start MATERIALS PROVIDED

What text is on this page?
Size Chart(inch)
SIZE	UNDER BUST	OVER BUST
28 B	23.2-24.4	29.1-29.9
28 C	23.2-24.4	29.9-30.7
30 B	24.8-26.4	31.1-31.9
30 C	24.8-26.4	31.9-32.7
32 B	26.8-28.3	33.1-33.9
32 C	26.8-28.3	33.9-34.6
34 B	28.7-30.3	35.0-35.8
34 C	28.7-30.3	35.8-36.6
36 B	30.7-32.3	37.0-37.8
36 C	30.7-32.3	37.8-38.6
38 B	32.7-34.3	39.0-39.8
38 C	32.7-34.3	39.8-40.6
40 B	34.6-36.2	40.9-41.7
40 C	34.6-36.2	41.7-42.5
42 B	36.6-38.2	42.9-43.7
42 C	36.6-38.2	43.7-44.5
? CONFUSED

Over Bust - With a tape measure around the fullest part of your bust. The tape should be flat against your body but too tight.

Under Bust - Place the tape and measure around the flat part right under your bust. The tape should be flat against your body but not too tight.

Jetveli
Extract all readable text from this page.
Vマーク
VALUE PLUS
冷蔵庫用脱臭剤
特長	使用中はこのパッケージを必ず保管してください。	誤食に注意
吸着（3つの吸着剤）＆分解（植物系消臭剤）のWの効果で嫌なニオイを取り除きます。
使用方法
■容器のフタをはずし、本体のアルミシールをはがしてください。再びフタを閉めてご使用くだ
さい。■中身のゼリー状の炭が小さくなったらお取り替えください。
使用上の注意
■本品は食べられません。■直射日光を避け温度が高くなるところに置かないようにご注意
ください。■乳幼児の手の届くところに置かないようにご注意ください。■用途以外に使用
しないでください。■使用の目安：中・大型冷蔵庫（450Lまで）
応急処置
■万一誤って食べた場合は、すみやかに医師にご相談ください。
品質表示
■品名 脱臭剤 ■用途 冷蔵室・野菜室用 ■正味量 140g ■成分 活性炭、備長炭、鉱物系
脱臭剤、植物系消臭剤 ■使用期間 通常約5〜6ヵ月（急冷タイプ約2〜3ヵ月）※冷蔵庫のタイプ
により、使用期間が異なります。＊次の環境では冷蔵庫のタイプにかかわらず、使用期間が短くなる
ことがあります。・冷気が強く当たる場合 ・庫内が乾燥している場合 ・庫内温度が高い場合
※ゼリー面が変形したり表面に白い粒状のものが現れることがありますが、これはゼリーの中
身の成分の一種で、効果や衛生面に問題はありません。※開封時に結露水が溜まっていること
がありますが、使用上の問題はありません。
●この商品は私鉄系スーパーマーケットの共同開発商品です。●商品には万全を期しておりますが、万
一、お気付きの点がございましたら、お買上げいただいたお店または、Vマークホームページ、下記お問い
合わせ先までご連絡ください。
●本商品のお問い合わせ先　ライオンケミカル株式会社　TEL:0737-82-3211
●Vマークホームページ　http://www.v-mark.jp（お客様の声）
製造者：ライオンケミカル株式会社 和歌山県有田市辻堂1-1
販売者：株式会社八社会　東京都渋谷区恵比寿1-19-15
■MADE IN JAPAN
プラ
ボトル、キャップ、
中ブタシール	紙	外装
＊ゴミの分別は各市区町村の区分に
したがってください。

end MATERIALS PROVIDED

• DIRECTIONS: Transcribe the data above in full, exactly.

• ANSWER TO THE EXERCISE:
What text is on this page?
Size Chart(inch)
SIZE	UNDER BUST	OVER BUST
28 B	23.2-24.4	29.1-29.9
28 C	23.2-24.4	29.9-30.7
30 B	24.8-26.4	31.1-31.9
30 C	24.8-26.4	31.9-32.7
32 B	26.8-28.3	33.1-33.9
32 C	26.8-28.3	33.9-34.6
34 B	28.7-30.3	35.0-35.8
34 C	28.7-30.3	35.8-36.6
36 B	30.7-32.3	37.0-37.8
36 C	30.7-32.3	37.8-38.6
38 B	32.7-34.3	39.0-39.8
38 C	32.7-34.3	39.8-40.6
40 B	34.6-36.2	40.9-41.7
40 C	34.6-36.2	41.7-42.5
42 B	36.6-38.2	42.9-43.7
42 C	36.6-38.2	43.7-44.5
? CONFUSED

Over Bust - With a tape measure around the fullest part of your bust. The tape should be flat against your body but too tight.

Under Bust - Place the tape and measure around the flat part right under your bust. The tape should be flat against your body but not too tight.

Jetveli
Extract all readable text from this page.
Vマーク
VALUE PLUS
冷蔵庫用脱臭剤
特長	使用中はこのパッケージを必ず保管してください。	誤食に注意
吸着（3つの吸着剤）＆分解（植物系消臭剤）のWの効果で嫌なニオイを取り除きます。
使用方法
■容器のフタをはずし、本体のアルミシールをはがしてください。再びフタを閉めてご使用くだ
さい。■中身のゼリー状の炭が小さくなったらお取り替えください。
使用上の注意
■本品は食べられません。■直射日光を避け温度が高くなるところに置かないようにご注意
ください。■乳幼児の手の届くところに置かないようにご注意ください。■用途以外に使用
しないでください。■使用の目安：中・大型冷蔵庫（450Lまで）
応急処置
■万一誤って食べた場合は、すみやかに医師にご相談ください。
品質表示
■品名 脱臭剤 ■用途 冷蔵室・野菜室用 ■正味量 140g ■成分 活性炭、備長炭、鉱物系
脱臭剤、植物系消臭剤 ■使用期間 通常約5〜6ヵ月（急冷タイプ約2〜3ヵ月）※冷蔵庫のタイプ
により、使用期間が異なります。＊次の環境では冷蔵庫のタイプにかかわらず、使用期間が短くなる
ことがあります。・冷気が強く当たる場合 ・庫内が乾燥している場合 ・庫内温度が高い場合
※ゼリー面が変形したり表面に白い粒状のものが現れることがありますが、これはゼリーの中
身の成分の一種で、効果や衛生面に問題はありません。※開封時に結露水が溜まっていること
がありますが、使用上の問題はありません。
●この商品は私鉄系スーパーマーケットの共同開発商品です。●商品には万全を期しておりますが、万
一、お気付きの点がございましたら、お買上げいただいたお店または、Vマークホームページ、下記お問い
合わせ先までご連絡ください。
●本商品のお問い合わせ先　ライオンケミカル株式会社　TEL:0737-82-3211
●Vマークホームページ　http://www.v-mark.jp（お客様の声）
製造者：ライオンケミカル株式会社 和歌山県有田市辻堂1-1
販売者：株式会社八社会　東京都渋谷区恵比寿1-19-15
■MADE IN JAPAN
プラ
ボトル、キャップ、
中ブタシール	紙	外装
＊ゴミの分別は各市区町村の区分に
したがってください。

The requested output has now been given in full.